Excerpts from a figure dataset:

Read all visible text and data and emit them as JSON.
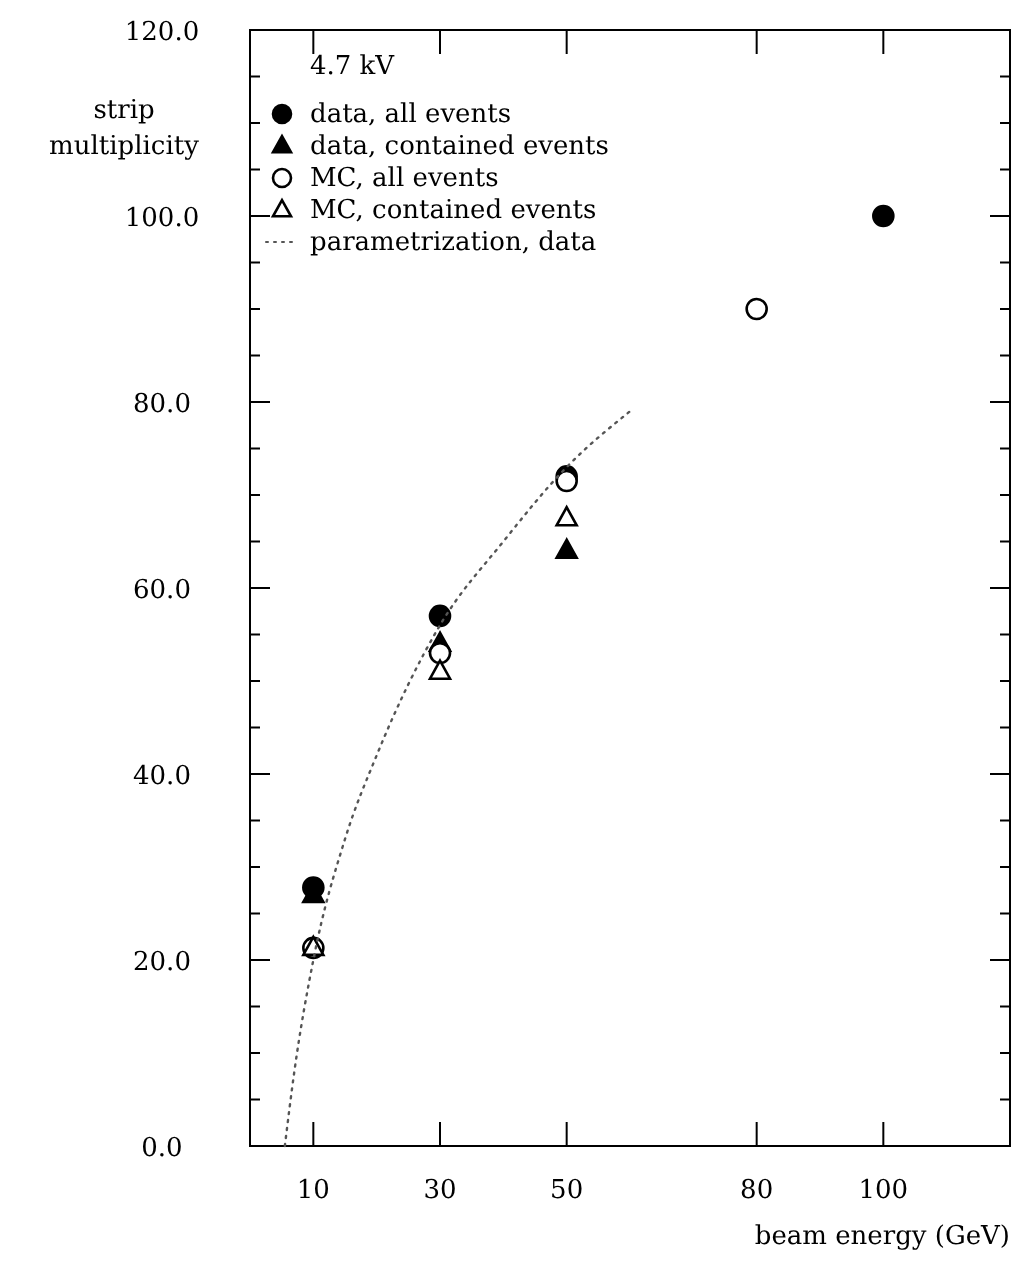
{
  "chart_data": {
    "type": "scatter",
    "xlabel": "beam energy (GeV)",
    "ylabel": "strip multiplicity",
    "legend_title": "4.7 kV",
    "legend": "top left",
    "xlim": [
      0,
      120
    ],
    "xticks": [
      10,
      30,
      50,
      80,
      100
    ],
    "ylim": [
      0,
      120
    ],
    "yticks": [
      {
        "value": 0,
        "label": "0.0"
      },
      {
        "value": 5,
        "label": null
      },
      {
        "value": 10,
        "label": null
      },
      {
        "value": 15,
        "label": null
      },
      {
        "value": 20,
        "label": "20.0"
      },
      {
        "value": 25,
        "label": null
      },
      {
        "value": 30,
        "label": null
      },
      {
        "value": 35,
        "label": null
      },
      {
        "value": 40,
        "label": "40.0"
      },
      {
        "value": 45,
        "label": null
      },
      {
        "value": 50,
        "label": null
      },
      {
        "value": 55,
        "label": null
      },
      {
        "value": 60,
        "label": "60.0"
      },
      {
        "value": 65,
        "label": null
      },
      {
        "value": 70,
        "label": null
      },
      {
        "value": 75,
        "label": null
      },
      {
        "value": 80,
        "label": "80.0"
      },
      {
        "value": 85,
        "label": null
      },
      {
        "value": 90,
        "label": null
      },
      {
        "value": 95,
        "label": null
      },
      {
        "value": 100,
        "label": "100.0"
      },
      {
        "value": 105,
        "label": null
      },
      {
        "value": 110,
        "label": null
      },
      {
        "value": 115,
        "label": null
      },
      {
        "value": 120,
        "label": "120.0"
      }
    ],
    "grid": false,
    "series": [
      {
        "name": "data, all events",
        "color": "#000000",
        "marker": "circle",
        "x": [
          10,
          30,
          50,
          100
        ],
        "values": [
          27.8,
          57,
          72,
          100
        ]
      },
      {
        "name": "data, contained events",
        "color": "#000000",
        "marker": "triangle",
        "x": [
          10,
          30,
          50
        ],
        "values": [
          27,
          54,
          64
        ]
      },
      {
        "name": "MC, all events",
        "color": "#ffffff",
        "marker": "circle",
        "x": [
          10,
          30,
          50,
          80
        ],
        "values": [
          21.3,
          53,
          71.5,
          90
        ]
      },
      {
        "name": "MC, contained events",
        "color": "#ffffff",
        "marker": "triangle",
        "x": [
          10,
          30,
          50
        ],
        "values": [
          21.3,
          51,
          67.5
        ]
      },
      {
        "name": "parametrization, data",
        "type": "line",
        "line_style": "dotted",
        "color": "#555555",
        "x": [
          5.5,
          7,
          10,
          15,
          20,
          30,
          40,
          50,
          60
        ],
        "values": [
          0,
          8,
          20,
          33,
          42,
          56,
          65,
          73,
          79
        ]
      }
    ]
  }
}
...
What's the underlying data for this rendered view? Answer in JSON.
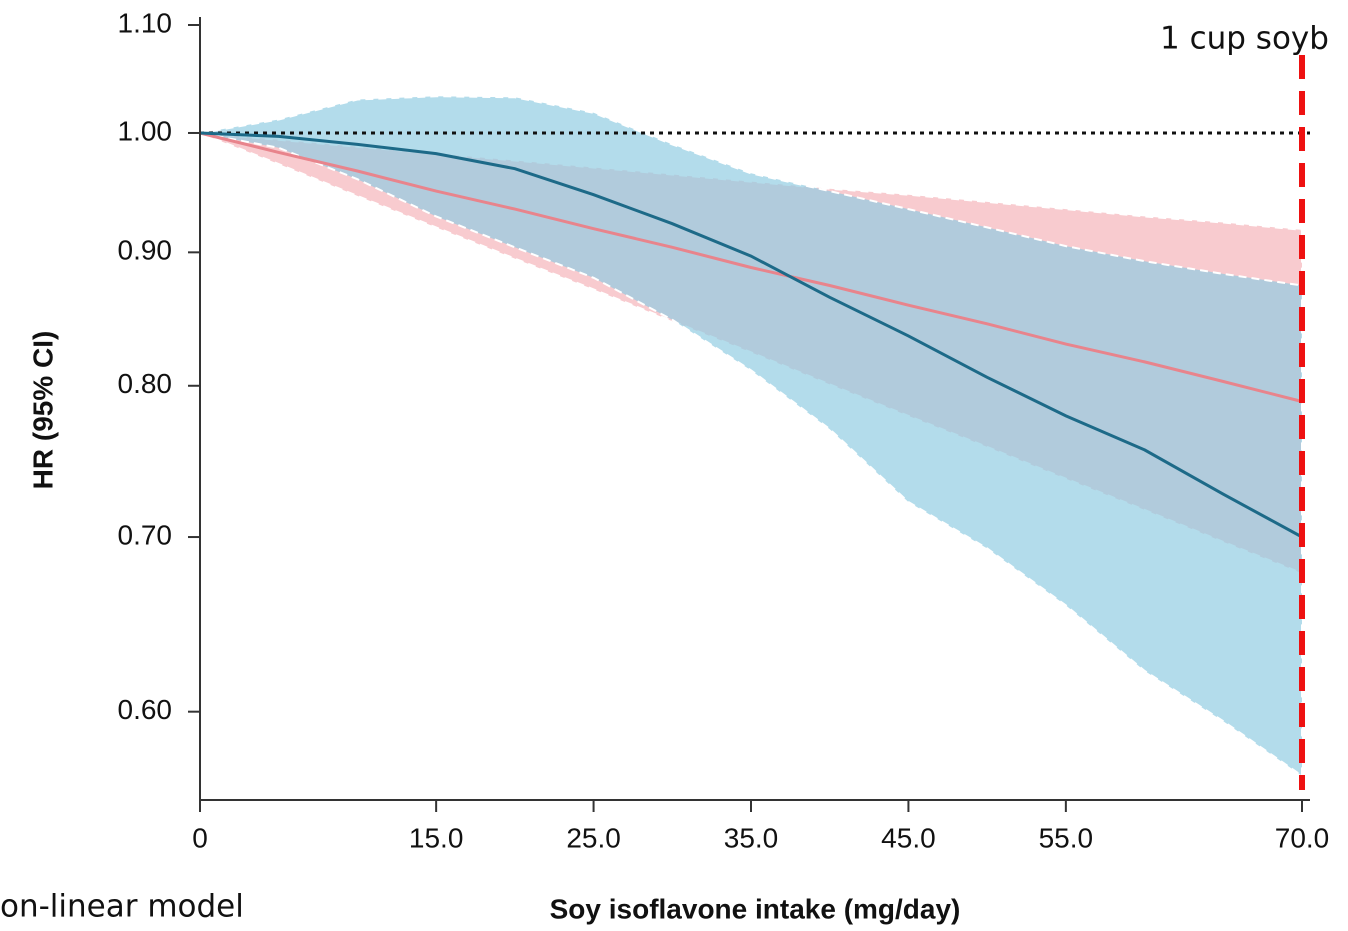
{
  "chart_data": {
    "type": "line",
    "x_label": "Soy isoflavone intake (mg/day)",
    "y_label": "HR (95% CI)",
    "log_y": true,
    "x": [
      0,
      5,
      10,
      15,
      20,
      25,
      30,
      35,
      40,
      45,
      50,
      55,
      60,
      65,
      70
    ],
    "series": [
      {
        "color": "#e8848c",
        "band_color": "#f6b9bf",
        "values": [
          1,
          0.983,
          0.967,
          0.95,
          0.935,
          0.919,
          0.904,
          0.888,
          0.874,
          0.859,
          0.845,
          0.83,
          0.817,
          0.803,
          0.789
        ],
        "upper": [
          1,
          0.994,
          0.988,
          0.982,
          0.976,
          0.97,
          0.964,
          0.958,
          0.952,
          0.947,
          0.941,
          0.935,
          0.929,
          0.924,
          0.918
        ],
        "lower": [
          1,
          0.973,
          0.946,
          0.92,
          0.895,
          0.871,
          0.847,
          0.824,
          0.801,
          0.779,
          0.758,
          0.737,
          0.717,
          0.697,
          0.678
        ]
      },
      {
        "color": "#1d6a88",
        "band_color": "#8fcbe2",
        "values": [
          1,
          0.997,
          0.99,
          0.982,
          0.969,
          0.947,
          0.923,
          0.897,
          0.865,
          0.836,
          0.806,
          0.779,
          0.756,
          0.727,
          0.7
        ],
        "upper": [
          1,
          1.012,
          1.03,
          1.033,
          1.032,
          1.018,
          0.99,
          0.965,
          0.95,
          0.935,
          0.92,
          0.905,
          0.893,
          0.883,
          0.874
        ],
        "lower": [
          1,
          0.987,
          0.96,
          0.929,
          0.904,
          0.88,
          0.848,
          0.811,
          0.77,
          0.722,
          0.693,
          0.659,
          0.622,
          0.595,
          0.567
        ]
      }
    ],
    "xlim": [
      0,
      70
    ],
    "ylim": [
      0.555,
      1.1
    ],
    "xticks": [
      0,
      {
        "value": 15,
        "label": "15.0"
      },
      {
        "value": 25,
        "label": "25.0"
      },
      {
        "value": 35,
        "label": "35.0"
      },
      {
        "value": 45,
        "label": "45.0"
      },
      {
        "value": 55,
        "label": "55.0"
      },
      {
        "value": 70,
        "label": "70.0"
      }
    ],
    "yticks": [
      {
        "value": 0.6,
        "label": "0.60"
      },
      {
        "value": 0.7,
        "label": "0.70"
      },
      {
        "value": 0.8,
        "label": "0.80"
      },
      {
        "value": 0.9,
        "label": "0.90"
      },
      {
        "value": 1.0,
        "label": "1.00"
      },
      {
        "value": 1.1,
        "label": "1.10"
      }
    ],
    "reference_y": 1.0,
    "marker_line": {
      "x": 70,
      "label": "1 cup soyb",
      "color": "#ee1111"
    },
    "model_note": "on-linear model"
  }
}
==
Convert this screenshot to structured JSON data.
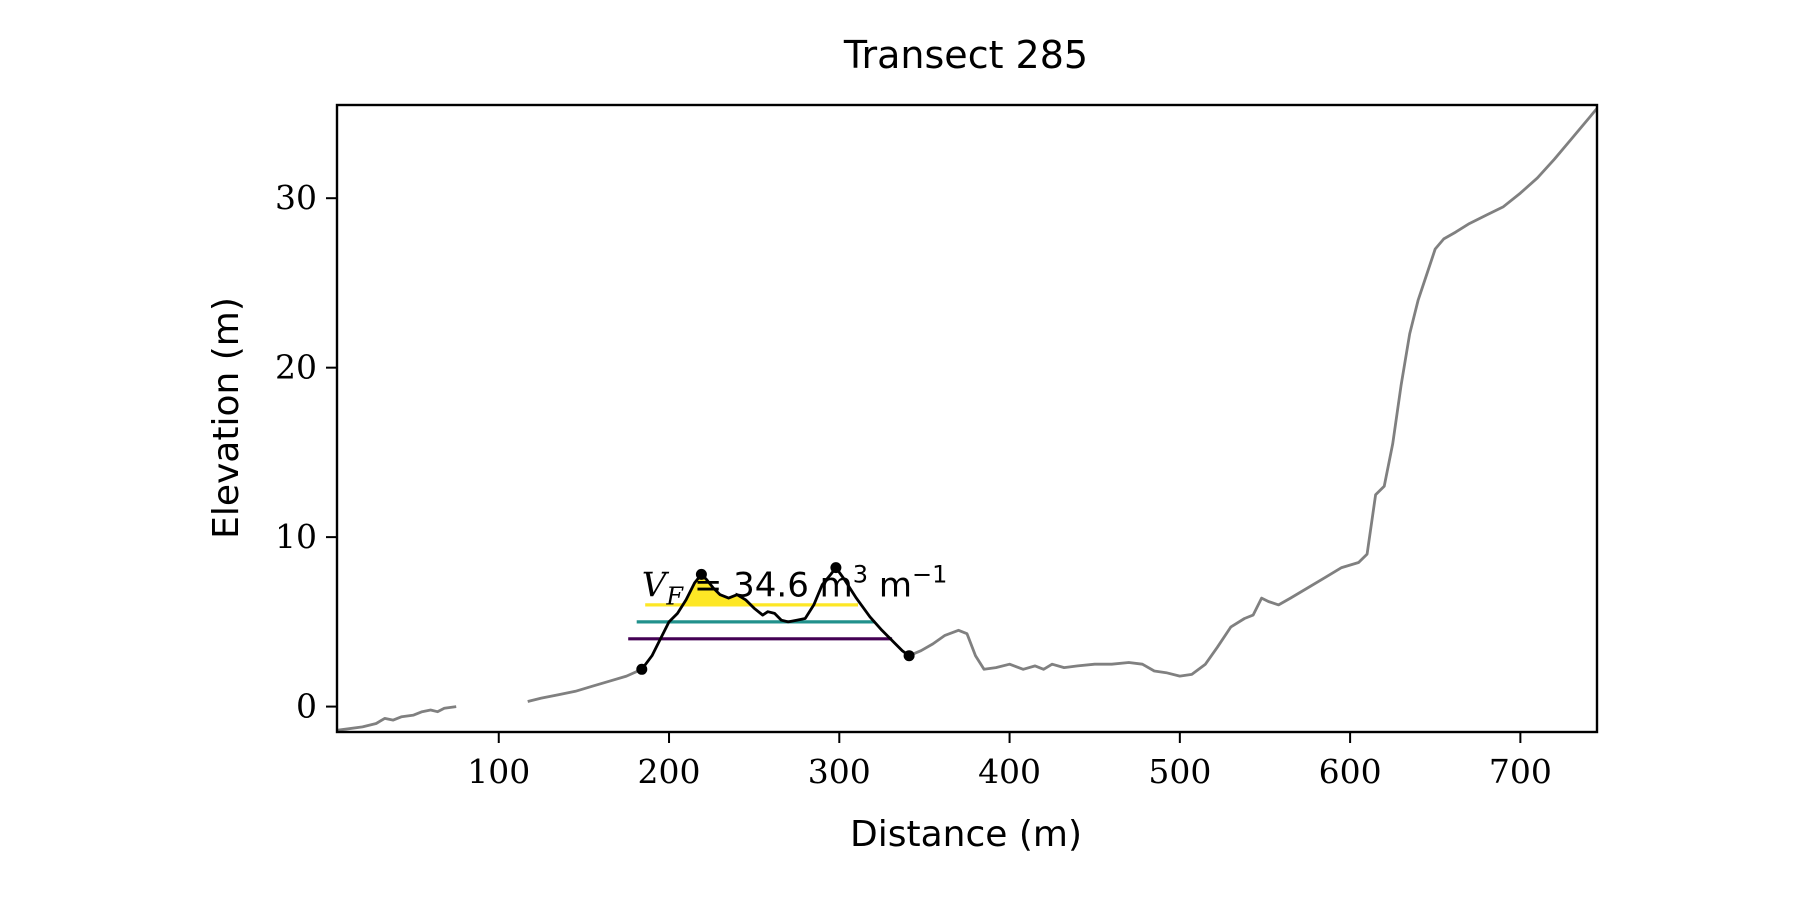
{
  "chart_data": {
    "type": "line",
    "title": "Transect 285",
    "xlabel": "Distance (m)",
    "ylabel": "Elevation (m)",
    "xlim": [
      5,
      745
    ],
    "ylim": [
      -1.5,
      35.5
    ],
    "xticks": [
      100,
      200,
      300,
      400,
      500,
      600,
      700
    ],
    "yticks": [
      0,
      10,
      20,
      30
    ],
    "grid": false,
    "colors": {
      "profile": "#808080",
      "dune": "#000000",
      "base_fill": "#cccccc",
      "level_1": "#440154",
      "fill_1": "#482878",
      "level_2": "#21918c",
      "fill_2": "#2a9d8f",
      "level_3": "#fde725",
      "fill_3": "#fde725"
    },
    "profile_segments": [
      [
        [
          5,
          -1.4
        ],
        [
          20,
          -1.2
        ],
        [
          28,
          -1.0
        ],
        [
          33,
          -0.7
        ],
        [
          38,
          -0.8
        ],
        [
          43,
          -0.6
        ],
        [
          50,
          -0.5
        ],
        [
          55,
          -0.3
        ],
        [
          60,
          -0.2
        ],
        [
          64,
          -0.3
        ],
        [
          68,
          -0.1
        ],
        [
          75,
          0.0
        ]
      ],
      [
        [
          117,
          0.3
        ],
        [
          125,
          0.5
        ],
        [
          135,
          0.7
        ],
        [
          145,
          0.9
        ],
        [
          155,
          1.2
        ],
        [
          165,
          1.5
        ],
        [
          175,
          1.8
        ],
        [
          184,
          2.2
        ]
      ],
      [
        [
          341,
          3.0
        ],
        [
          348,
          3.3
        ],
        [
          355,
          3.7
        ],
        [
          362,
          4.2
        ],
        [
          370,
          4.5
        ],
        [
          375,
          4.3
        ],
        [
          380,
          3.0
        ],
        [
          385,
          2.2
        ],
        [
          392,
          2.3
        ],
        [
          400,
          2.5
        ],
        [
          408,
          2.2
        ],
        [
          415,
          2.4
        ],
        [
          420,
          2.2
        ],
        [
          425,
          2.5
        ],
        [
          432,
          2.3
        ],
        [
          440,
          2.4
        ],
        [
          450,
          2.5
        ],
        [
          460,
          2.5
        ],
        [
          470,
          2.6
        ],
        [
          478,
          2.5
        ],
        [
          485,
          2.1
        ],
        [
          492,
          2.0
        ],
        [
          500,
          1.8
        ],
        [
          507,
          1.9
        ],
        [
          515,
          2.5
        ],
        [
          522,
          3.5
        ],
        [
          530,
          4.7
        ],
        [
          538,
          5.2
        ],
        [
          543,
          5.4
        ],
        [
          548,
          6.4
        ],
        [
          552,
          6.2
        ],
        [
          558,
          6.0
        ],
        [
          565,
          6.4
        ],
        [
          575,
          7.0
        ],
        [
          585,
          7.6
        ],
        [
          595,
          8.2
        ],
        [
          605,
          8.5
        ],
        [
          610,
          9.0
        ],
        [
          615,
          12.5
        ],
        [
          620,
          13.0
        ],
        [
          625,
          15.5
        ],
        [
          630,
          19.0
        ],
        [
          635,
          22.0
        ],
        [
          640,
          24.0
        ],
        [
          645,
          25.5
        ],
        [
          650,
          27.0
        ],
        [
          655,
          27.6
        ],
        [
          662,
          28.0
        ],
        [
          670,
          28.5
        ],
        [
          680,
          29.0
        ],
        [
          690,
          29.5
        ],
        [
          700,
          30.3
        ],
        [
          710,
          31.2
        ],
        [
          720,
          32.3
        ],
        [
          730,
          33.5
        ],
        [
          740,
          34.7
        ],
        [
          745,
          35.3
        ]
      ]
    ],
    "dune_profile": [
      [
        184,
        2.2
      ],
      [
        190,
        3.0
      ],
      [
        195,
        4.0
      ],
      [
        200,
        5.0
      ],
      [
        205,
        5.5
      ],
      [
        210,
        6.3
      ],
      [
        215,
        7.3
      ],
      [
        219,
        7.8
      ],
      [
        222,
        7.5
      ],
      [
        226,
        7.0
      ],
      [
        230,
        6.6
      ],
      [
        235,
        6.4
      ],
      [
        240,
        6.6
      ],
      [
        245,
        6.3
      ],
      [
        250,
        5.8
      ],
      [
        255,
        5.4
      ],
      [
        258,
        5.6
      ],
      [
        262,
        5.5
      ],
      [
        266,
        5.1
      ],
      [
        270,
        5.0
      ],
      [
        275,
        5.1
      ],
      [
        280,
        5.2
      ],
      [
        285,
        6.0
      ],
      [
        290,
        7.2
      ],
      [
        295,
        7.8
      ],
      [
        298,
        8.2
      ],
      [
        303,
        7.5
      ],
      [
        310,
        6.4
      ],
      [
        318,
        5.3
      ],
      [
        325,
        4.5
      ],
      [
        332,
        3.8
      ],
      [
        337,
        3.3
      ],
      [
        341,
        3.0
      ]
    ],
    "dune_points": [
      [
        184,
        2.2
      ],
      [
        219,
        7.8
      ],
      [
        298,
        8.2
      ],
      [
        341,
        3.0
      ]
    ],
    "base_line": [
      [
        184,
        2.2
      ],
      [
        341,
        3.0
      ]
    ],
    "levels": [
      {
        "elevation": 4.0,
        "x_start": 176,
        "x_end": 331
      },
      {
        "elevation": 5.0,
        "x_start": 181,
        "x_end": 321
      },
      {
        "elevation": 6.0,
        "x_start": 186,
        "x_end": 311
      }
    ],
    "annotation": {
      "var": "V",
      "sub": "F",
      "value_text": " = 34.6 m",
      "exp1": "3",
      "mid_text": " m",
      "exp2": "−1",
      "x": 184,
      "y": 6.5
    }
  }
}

→ **REQUIRED TASK**
Go over the records above and tally each line that includes "xlabel". Give the total by itself.

→ **PROBLEM SOLUTION**
2